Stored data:
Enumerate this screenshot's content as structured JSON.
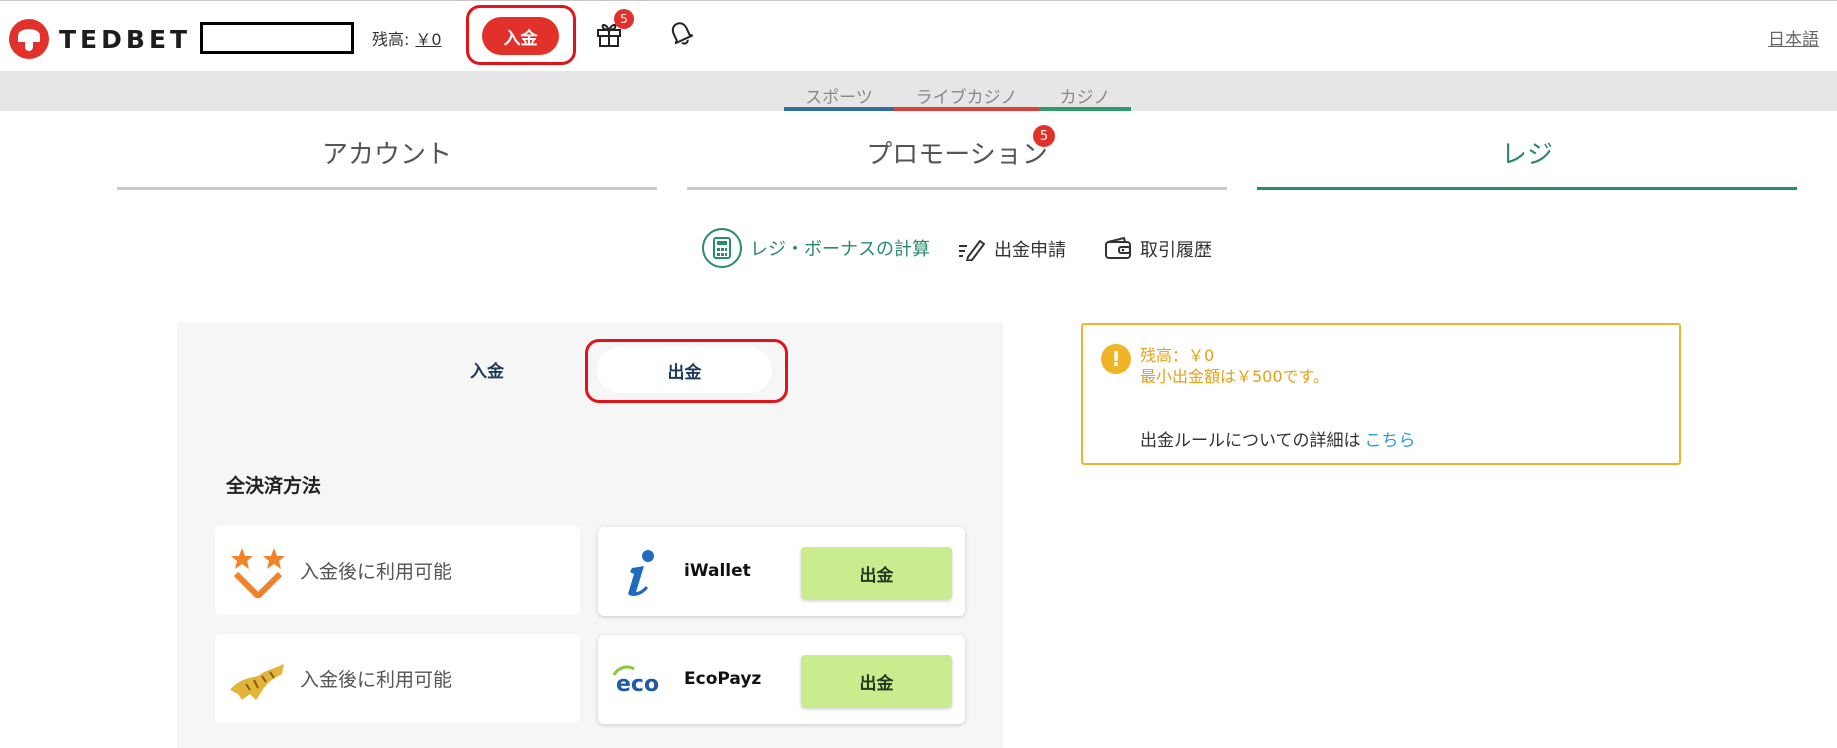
{
  "header": {
    "brand": "TEDBET",
    "balance_label": "残高:",
    "balance_value": "￥0",
    "deposit_button": "入金",
    "gift_badge": "5",
    "language": "日本語"
  },
  "subnav": [
    {
      "label": "スポーツ",
      "color": "#2f6fa0"
    },
    {
      "label": "ライブカジノ",
      "color": "#d9413a"
    },
    {
      "label": "カジノ",
      "color": "#2f9a6a"
    }
  ],
  "tabs": [
    {
      "label": "アカウント",
      "active": false
    },
    {
      "label": "プロモーション",
      "active": false,
      "badge": "5"
    },
    {
      "label": "レジ",
      "active": true
    }
  ],
  "actions": [
    {
      "label": "レジ・ボーナスの計算",
      "icon": "calculator-icon"
    },
    {
      "label": "出金申請",
      "icon": "pencil-icon"
    },
    {
      "label": "取引履歴",
      "icon": "wallet-icon"
    }
  ],
  "cashier": {
    "toggle_deposit": "入金",
    "toggle_withdraw": "出金",
    "section_title": "全決済方法",
    "unavailable": [
      {
        "text": "入金後に利用可能",
        "icon": "stars-icon"
      },
      {
        "text": "入金後に利用可能",
        "icon": "tiger-icon"
      }
    ],
    "methods": [
      {
        "name": "iWallet",
        "button": "出金",
        "icon": "iwallet-icon"
      },
      {
        "name": "EcoPayz",
        "button": "出金",
        "icon": "ecopayz-icon"
      }
    ]
  },
  "info": {
    "balance_line": "残高：￥0",
    "minimum_line": "最小出金額は￥500です。",
    "rules_text": "出金ルールについての詳細は",
    "rules_link": "こちら"
  },
  "colors": {
    "brand": "#e2312a",
    "accent_green": "#2a8a6a",
    "warning": "#f0b429",
    "withdraw_button": "#c9ec8f"
  }
}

WHAT NEEDS TO BE DONE: Transcribe the full listing above exactly as it stands, minus the pictures.

THE OUTPUT:
Enumerate this screenshot's content as structured JSON.
{
  "header": {
    "brand": "TEDBET",
    "balance_label": "残高:",
    "balance_value": "￥0",
    "deposit_button": "入金",
    "gift_badge": "5",
    "language": "日本語"
  },
  "subnav": [
    {
      "label": "スポーツ",
      "color": "#2f6fa0"
    },
    {
      "label": "ライブカジノ",
      "color": "#d9413a"
    },
    {
      "label": "カジノ",
      "color": "#2f9a6a"
    }
  ],
  "tabs": [
    {
      "label": "アカウント",
      "active": false
    },
    {
      "label": "プロモーション",
      "active": false,
      "badge": "5"
    },
    {
      "label": "レジ",
      "active": true
    }
  ],
  "actions": [
    {
      "label": "レジ・ボーナスの計算",
      "icon": "calculator-icon"
    },
    {
      "label": "出金申請",
      "icon": "pencil-icon"
    },
    {
      "label": "取引履歴",
      "icon": "wallet-icon"
    }
  ],
  "cashier": {
    "toggle_deposit": "入金",
    "toggle_withdraw": "出金",
    "section_title": "全決済方法",
    "unavailable": [
      {
        "text": "入金後に利用可能",
        "icon": "stars-icon"
      },
      {
        "text": "入金後に利用可能",
        "icon": "tiger-icon"
      }
    ],
    "methods": [
      {
        "name": "iWallet",
        "button": "出金",
        "icon": "iwallet-icon"
      },
      {
        "name": "EcoPayz",
        "button": "出金",
        "icon": "ecopayz-icon"
      }
    ]
  },
  "info": {
    "balance_line": "残高：￥0",
    "minimum_line": "最小出金額は￥500です。",
    "rules_text": "出金ルールについての詳細は",
    "rules_link": "こちら"
  },
  "colors": {
    "brand": "#e2312a",
    "accent_green": "#2a8a6a",
    "warning": "#f0b429",
    "withdraw_button": "#c9ec8f"
  }
}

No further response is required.